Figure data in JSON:
((

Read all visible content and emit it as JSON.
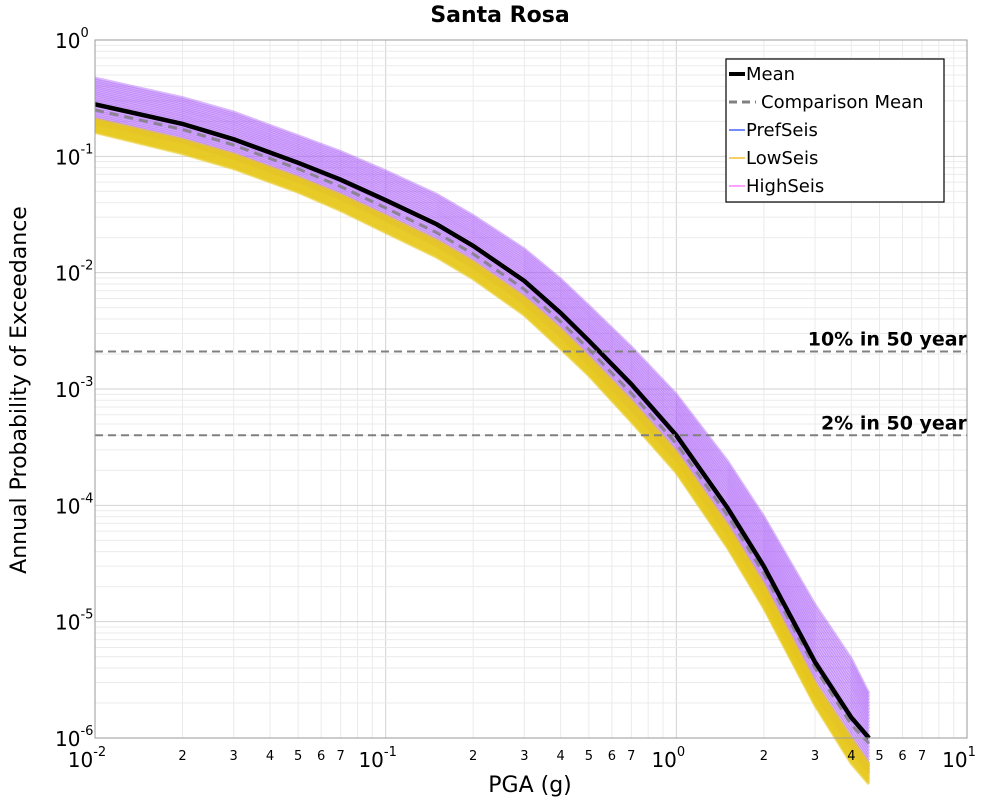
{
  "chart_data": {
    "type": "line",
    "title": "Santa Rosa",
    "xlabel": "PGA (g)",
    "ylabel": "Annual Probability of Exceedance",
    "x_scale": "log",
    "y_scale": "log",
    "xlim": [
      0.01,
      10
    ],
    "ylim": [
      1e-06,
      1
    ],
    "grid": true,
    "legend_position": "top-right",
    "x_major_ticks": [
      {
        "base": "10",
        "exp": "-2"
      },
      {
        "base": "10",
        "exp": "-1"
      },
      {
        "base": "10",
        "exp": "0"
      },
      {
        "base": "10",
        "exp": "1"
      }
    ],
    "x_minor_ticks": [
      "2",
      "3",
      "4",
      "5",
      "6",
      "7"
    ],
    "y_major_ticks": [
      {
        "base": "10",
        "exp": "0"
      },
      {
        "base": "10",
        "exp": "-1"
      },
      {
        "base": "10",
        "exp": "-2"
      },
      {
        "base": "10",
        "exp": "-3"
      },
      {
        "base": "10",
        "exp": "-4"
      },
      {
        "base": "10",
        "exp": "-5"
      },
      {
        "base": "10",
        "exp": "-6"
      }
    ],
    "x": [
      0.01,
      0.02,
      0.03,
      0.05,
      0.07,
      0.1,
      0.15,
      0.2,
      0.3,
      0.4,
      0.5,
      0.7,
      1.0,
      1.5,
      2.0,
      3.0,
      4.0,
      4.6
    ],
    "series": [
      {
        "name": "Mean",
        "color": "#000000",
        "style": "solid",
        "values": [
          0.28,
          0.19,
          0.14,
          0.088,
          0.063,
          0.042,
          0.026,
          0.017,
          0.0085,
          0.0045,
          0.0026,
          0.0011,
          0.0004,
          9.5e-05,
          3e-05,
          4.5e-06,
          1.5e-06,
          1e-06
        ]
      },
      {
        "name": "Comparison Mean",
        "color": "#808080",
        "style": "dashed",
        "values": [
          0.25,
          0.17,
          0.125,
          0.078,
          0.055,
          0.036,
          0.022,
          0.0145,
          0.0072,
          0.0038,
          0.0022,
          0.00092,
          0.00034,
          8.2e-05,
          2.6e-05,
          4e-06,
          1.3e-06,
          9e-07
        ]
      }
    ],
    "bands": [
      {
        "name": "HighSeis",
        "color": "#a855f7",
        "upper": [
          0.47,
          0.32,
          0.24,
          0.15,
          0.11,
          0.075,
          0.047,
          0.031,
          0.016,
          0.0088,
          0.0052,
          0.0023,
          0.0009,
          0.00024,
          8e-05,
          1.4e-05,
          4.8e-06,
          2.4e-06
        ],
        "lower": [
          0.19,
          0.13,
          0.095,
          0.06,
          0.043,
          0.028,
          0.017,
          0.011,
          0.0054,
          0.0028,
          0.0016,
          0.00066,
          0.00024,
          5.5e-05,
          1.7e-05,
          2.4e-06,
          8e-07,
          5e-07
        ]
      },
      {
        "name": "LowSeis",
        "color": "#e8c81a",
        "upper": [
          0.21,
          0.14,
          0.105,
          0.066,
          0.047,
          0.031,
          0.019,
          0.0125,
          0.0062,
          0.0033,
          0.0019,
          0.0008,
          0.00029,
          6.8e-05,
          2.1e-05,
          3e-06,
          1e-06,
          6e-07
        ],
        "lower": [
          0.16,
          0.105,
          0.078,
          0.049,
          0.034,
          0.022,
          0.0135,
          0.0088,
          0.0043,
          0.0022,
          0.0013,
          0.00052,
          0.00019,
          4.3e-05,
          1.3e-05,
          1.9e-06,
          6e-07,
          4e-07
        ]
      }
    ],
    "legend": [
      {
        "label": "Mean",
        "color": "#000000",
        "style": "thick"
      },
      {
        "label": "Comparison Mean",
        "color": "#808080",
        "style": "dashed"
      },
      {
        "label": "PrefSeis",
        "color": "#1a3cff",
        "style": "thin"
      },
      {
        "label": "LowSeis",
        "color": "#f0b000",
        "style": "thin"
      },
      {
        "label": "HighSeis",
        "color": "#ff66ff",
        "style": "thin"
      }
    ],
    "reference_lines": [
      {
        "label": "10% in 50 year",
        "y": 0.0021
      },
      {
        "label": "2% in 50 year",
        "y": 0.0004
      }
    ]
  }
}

))

Objective: Any pictures should be dropped; transcribe the rest of the records above exactly.

Exercise response:
Read all visible content and emit it as JSON.
{
  "chart_data": {
    "type": "line",
    "title": "Santa Rosa",
    "xlabel": "PGA (g)",
    "ylabel": "Annual Probability of Exceedance",
    "x_scale": "log",
    "y_scale": "log",
    "xlim": [
      0.01,
      10
    ],
    "ylim": [
      1e-06,
      1
    ],
    "grid": true,
    "legend_position": "top-right",
    "x_major_ticks": [
      {
        "base": "10",
        "exp": "-2"
      },
      {
        "base": "10",
        "exp": "-1"
      },
      {
        "base": "10",
        "exp": "0"
      },
      {
        "base": "10",
        "exp": "1"
      }
    ],
    "x_minor_ticks": [
      "2",
      "3",
      "4",
      "5",
      "6",
      "7"
    ],
    "y_major_ticks": [
      {
        "base": "10",
        "exp": "0"
      },
      {
        "base": "10",
        "exp": "-1"
      },
      {
        "base": "10",
        "exp": "-2"
      },
      {
        "base": "10",
        "exp": "-3"
      },
      {
        "base": "10",
        "exp": "-4"
      },
      {
        "base": "10",
        "exp": "-5"
      },
      {
        "base": "10",
        "exp": "-6"
      }
    ],
    "x": [
      0.01,
      0.02,
      0.03,
      0.05,
      0.07,
      0.1,
      0.15,
      0.2,
      0.3,
      0.4,
      0.5,
      0.7,
      1.0,
      1.5,
      2.0,
      3.0,
      4.0,
      4.6
    ],
    "series": [
      {
        "name": "Mean",
        "color": "#000000",
        "style": "solid",
        "values": [
          0.28,
          0.19,
          0.14,
          0.088,
          0.063,
          0.042,
          0.026,
          0.017,
          0.0085,
          0.0045,
          0.0026,
          0.0011,
          0.0004,
          9.5e-05,
          3e-05,
          4.5e-06,
          1.5e-06,
          1e-06
        ]
      },
      {
        "name": "Comparison Mean",
        "color": "#808080",
        "style": "dashed",
        "values": [
          0.25,
          0.17,
          0.125,
          0.078,
          0.055,
          0.036,
          0.022,
          0.0145,
          0.0072,
          0.0038,
          0.0022,
          0.00092,
          0.00034,
          8.2e-05,
          2.6e-05,
          4e-06,
          1.3e-06,
          9e-07
        ]
      }
    ],
    "bands": [
      {
        "name": "HighSeis",
        "color": "#a855f7",
        "upper": [
          0.47,
          0.32,
          0.24,
          0.15,
          0.11,
          0.075,
          0.047,
          0.031,
          0.016,
          0.0088,
          0.0052,
          0.0023,
          0.0009,
          0.00024,
          8e-05,
          1.4e-05,
          4.8e-06,
          2.4e-06
        ],
        "lower": [
          0.19,
          0.13,
          0.095,
          0.06,
          0.043,
          0.028,
          0.017,
          0.011,
          0.0054,
          0.0028,
          0.0016,
          0.00066,
          0.00024,
          5.5e-05,
          1.7e-05,
          2.4e-06,
          8e-07,
          5e-07
        ]
      },
      {
        "name": "LowSeis",
        "color": "#e8c81a",
        "upper": [
          0.21,
          0.14,
          0.105,
          0.066,
          0.047,
          0.031,
          0.019,
          0.0125,
          0.0062,
          0.0033,
          0.0019,
          0.0008,
          0.00029,
          6.8e-05,
          2.1e-05,
          3e-06,
          1e-06,
          6e-07
        ],
        "lower": [
          0.16,
          0.105,
          0.078,
          0.049,
          0.034,
          0.022,
          0.0135,
          0.0088,
          0.0043,
          0.0022,
          0.0013,
          0.00052,
          0.00019,
          4.3e-05,
          1.3e-05,
          1.9e-06,
          6e-07,
          4e-07
        ]
      }
    ],
    "legend": [
      {
        "label": "Mean",
        "color": "#000000",
        "style": "thick"
      },
      {
        "label": "Comparison Mean",
        "color": "#808080",
        "style": "dashed"
      },
      {
        "label": "PrefSeis",
        "color": "#1a3cff",
        "style": "thin"
      },
      {
        "label": "LowSeis",
        "color": "#f0b000",
        "style": "thin"
      },
      {
        "label": "HighSeis",
        "color": "#ff66ff",
        "style": "thin"
      }
    ],
    "reference_lines": [
      {
        "label": "10% in 50 year",
        "y": 0.0021
      },
      {
        "label": "2% in 50 year",
        "y": 0.0004
      }
    ]
  }
}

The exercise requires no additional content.